+++ Recorded data

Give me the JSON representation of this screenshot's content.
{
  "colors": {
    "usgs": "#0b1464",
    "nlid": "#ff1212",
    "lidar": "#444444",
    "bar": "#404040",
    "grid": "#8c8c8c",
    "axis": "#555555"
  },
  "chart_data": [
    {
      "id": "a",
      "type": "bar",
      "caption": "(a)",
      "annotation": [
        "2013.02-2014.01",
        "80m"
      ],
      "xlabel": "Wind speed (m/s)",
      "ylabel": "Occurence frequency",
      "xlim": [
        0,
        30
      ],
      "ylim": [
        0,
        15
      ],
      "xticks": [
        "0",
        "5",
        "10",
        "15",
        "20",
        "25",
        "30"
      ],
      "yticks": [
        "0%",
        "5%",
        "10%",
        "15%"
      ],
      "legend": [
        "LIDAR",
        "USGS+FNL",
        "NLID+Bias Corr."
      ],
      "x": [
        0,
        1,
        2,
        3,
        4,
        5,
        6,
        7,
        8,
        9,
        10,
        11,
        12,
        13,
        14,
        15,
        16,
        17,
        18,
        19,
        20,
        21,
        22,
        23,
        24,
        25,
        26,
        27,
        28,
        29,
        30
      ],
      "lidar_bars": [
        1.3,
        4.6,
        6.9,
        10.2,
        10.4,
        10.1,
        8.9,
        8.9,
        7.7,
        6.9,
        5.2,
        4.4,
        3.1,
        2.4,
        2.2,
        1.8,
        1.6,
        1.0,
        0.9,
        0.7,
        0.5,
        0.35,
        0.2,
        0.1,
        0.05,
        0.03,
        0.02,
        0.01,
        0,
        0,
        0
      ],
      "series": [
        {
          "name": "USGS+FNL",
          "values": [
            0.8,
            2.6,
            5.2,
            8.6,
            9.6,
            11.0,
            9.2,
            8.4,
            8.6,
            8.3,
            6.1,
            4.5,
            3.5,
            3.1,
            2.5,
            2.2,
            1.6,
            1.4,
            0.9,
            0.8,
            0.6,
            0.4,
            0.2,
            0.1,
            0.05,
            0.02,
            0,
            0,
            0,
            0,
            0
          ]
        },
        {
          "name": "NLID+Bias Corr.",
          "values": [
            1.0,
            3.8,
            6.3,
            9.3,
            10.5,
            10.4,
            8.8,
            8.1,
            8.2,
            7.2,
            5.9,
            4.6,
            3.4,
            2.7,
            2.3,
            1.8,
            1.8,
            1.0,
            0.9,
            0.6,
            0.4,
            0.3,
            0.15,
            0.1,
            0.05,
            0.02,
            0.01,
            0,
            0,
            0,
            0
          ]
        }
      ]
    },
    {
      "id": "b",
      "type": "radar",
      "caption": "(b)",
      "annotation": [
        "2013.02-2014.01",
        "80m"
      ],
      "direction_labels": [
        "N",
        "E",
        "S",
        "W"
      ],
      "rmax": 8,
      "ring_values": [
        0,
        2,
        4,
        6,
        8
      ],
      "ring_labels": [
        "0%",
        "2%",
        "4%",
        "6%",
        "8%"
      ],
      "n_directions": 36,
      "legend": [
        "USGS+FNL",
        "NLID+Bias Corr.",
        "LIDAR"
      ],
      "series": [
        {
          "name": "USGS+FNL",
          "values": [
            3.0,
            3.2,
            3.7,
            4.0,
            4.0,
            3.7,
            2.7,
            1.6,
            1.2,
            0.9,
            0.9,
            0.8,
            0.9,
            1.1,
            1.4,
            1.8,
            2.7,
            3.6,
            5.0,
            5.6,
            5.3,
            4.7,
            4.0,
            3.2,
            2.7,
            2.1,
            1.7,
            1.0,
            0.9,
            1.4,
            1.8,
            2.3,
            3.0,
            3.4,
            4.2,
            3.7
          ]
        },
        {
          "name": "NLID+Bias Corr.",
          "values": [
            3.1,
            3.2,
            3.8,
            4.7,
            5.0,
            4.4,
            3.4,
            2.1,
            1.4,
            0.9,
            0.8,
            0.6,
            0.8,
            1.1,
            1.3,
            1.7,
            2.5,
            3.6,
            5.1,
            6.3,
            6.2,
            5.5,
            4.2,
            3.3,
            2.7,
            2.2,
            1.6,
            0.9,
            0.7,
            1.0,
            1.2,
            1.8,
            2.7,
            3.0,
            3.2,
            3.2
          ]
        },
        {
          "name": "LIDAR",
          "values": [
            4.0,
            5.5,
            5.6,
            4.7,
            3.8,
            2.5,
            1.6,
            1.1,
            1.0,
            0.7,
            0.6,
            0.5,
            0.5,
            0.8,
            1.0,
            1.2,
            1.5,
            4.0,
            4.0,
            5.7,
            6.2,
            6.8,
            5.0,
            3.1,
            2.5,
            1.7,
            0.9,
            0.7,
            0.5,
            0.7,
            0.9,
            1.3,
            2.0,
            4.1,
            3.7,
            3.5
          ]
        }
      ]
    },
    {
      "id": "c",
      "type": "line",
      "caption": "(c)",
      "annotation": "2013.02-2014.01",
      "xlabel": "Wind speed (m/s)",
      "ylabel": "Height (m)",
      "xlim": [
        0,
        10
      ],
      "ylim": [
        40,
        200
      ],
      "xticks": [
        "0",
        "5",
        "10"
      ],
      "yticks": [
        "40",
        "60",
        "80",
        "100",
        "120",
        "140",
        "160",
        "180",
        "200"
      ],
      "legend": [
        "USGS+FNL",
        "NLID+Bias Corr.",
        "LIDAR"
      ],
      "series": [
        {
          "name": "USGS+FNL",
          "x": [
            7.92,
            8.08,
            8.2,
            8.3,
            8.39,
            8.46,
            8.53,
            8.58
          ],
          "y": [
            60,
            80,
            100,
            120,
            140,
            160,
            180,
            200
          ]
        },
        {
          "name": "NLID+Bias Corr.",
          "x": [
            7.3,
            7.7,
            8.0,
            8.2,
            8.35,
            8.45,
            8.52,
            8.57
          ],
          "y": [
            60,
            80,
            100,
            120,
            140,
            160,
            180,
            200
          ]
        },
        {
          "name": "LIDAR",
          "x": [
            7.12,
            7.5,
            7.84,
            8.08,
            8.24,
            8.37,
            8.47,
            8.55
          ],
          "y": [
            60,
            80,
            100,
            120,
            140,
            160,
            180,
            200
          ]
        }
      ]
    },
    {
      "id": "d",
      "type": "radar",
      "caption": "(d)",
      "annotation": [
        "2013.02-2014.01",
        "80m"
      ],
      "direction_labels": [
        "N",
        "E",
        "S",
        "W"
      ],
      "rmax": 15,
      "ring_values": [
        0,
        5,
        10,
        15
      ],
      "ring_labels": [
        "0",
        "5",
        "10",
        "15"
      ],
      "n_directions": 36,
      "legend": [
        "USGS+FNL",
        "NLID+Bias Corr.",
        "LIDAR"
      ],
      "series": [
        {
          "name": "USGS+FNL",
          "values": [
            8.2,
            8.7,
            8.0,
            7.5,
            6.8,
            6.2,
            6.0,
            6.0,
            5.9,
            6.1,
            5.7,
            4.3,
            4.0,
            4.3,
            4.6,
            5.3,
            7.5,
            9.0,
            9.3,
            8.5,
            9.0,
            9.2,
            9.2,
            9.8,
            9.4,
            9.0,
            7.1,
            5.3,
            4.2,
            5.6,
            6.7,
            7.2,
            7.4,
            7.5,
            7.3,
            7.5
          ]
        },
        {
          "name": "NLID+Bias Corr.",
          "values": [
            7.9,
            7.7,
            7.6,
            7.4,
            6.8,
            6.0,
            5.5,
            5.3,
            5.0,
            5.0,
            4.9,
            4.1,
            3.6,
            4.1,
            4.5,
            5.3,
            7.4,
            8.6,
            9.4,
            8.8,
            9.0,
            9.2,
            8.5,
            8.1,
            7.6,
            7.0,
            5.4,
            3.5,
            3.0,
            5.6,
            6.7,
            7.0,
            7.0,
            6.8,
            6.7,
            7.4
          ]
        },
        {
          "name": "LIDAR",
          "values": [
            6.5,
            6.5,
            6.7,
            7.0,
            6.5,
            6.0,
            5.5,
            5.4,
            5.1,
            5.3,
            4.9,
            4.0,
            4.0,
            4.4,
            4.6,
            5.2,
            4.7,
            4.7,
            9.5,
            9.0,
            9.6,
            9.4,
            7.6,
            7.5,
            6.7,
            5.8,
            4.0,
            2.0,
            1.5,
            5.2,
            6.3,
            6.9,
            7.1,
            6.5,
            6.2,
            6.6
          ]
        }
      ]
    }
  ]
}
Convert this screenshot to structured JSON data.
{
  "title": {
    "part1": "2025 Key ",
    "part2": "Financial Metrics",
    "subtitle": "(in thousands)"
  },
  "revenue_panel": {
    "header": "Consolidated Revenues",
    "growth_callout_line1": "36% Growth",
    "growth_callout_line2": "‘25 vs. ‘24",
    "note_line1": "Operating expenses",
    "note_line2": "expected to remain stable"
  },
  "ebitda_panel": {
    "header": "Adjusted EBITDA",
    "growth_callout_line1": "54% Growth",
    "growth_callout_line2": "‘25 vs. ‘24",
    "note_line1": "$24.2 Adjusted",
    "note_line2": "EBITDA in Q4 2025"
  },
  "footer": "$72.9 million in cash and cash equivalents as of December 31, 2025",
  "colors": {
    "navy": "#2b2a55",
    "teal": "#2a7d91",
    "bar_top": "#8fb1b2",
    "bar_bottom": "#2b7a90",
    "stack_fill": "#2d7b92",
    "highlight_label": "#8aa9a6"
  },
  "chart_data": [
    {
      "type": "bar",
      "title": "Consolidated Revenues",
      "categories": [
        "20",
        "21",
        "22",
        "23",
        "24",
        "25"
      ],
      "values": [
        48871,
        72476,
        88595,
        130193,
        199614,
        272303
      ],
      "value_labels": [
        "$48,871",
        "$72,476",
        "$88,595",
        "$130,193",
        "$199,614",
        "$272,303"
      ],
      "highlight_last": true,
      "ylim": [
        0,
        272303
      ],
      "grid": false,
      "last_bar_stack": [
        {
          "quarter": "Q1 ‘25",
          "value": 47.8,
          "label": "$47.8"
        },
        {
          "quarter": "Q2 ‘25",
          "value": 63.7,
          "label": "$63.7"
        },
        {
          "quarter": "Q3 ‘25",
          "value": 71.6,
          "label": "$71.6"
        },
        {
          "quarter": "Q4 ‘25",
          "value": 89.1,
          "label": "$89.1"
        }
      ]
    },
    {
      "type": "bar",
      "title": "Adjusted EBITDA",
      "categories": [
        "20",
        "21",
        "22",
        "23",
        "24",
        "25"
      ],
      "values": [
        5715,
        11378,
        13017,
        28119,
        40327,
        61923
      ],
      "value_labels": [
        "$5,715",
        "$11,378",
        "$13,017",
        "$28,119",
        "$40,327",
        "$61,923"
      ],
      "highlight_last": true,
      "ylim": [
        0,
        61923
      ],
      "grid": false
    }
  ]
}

++++++

- _Work instructions_: Show all lines from the listing above in which "header" appears.

- _Correct response_:
    "header": "Consolidated Revenues",
    "header": "Adjusted EBITDA",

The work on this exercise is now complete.